▶ **Dataset records**:
begin
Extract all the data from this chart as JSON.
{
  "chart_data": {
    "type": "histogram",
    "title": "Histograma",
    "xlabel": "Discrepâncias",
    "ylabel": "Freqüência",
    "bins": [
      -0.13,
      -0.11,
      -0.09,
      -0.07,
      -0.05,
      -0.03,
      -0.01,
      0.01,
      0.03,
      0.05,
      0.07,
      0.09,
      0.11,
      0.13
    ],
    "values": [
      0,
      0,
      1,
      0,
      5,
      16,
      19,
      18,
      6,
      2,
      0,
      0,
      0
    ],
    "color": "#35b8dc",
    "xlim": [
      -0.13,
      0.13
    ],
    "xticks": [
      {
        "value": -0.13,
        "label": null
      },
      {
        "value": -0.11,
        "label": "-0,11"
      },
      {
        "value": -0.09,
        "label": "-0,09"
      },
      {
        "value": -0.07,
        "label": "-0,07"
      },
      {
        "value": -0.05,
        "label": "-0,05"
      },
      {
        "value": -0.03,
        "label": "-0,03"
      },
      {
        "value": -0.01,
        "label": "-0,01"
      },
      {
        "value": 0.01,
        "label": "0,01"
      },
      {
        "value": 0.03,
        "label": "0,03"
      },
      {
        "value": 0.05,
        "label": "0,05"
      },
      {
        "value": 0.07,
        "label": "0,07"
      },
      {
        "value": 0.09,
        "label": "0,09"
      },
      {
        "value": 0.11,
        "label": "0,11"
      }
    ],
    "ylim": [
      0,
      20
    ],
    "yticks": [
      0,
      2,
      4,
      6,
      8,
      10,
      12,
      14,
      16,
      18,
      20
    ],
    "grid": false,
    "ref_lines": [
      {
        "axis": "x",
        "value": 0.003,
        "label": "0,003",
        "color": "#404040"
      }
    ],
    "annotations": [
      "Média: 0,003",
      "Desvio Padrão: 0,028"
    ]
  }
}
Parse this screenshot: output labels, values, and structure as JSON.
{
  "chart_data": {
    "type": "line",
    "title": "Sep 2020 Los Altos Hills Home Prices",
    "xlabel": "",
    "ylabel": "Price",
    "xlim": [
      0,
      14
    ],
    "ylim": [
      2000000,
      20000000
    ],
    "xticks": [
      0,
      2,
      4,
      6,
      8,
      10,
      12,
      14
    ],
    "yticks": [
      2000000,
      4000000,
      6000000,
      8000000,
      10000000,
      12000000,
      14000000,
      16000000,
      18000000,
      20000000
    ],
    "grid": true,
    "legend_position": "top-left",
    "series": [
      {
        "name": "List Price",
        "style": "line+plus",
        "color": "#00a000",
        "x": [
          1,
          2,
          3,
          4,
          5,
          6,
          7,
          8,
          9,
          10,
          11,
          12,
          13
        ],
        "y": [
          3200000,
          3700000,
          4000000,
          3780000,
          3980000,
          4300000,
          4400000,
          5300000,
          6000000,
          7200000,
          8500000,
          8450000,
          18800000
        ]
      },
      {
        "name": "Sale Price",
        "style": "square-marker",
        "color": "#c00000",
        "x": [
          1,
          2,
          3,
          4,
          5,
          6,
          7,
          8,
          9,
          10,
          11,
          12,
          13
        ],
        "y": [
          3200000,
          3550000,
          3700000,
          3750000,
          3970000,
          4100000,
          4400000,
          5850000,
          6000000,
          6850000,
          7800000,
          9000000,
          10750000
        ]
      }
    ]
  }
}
end
Going through the entries above, report how many lines include the string "title". The number alone is the answer.

▶ **Exercise solution**:
2